(Job)
Count every line that has "Adaptec" in it and give the total, nothing more.

(Rows)
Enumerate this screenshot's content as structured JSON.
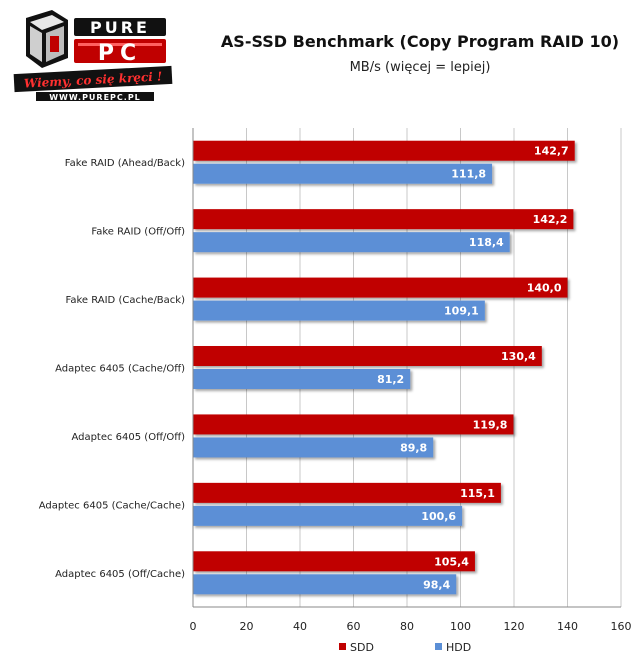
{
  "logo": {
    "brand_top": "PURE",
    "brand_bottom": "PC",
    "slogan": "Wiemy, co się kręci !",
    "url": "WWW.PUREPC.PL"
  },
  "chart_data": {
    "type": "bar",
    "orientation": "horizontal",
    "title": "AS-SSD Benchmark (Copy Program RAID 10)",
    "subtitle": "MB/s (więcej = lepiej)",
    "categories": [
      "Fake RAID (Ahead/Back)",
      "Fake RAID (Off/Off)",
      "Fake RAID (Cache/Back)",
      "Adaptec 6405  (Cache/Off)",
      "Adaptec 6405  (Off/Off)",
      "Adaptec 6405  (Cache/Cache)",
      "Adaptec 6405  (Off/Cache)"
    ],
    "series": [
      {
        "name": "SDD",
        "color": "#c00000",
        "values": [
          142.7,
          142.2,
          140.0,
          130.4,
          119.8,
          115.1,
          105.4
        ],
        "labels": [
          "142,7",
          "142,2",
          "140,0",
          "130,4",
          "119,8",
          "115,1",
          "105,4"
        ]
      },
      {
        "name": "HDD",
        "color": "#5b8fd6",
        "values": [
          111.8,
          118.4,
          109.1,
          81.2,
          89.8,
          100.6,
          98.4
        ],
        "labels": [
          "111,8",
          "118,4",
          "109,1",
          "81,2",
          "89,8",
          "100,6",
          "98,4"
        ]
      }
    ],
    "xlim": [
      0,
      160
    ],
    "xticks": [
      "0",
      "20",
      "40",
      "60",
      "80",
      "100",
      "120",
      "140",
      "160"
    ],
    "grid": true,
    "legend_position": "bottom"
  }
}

(Response for this exercise)
4